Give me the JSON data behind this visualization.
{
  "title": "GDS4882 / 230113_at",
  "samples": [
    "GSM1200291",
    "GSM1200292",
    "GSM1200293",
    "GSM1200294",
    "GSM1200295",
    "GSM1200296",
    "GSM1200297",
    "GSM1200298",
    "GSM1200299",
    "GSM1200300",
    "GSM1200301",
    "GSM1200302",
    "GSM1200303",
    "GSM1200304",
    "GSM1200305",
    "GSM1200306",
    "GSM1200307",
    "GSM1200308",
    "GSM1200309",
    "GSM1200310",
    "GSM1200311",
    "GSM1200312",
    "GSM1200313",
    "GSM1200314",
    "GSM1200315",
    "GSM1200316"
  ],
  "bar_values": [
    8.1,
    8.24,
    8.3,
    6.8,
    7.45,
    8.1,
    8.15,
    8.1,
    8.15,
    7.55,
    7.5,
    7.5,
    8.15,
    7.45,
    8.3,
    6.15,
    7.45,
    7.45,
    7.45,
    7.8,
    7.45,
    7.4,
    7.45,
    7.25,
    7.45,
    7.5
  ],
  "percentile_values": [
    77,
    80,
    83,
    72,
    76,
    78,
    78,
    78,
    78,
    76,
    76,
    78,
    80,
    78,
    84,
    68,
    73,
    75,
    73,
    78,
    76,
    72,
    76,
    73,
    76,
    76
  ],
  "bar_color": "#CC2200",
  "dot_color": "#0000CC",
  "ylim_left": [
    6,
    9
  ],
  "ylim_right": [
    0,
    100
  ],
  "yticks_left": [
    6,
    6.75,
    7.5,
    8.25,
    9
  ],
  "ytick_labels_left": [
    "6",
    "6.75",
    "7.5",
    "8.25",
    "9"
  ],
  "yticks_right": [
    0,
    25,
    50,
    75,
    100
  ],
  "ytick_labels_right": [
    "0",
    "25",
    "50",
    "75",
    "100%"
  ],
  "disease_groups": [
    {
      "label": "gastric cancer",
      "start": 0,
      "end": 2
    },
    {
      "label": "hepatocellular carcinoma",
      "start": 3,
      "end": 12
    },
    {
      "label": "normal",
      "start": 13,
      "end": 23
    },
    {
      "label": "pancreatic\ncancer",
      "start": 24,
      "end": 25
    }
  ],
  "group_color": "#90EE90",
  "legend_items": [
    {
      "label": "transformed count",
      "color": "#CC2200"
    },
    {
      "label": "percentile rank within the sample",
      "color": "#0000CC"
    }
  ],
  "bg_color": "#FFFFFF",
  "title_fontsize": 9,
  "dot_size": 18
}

▶ _What needs to be done_
Every record should be given again exactly.

▶ _Written reply_
Give me the JSON data behind this visualization.
{
  "title": "GDS4882 / 230113_at",
  "samples": [
    "GSM1200291",
    "GSM1200292",
    "GSM1200293",
    "GSM1200294",
    "GSM1200295",
    "GSM1200296",
    "GSM1200297",
    "GSM1200298",
    "GSM1200299",
    "GSM1200300",
    "GSM1200301",
    "GSM1200302",
    "GSM1200303",
    "GSM1200304",
    "GSM1200305",
    "GSM1200306",
    "GSM1200307",
    "GSM1200308",
    "GSM1200309",
    "GSM1200310",
    "GSM1200311",
    "GSM1200312",
    "GSM1200313",
    "GSM1200314",
    "GSM1200315",
    "GSM1200316"
  ],
  "bar_values": [
    8.1,
    8.24,
    8.3,
    6.8,
    7.45,
    8.1,
    8.15,
    8.1,
    8.15,
    7.55,
    7.5,
    7.5,
    8.15,
    7.45,
    8.3,
    6.15,
    7.45,
    7.45,
    7.45,
    7.8,
    7.45,
    7.4,
    7.45,
    7.25,
    7.45,
    7.5
  ],
  "percentile_values": [
    77,
    80,
    83,
    72,
    76,
    78,
    78,
    78,
    78,
    76,
    76,
    78,
    80,
    78,
    84,
    68,
    73,
    75,
    73,
    78,
    76,
    72,
    76,
    73,
    76,
    76
  ],
  "bar_color": "#CC2200",
  "dot_color": "#0000CC",
  "ylim_left": [
    6,
    9
  ],
  "ylim_right": [
    0,
    100
  ],
  "yticks_left": [
    6,
    6.75,
    7.5,
    8.25,
    9
  ],
  "ytick_labels_left": [
    "6",
    "6.75",
    "7.5",
    "8.25",
    "9"
  ],
  "yticks_right": [
    0,
    25,
    50,
    75,
    100
  ],
  "ytick_labels_right": [
    "0",
    "25",
    "50",
    "75",
    "100%"
  ],
  "disease_groups": [
    {
      "label": "gastric cancer",
      "start": 0,
      "end": 2
    },
    {
      "label": "hepatocellular carcinoma",
      "start": 3,
      "end": 12
    },
    {
      "label": "normal",
      "start": 13,
      "end": 23
    },
    {
      "label": "pancreatic\ncancer",
      "start": 24,
      "end": 25
    }
  ],
  "group_color": "#90EE90",
  "legend_items": [
    {
      "label": "transformed count",
      "color": "#CC2200"
    },
    {
      "label": "percentile rank within the sample",
      "color": "#0000CC"
    }
  ],
  "bg_color": "#FFFFFF",
  "title_fontsize": 9,
  "dot_size": 18
}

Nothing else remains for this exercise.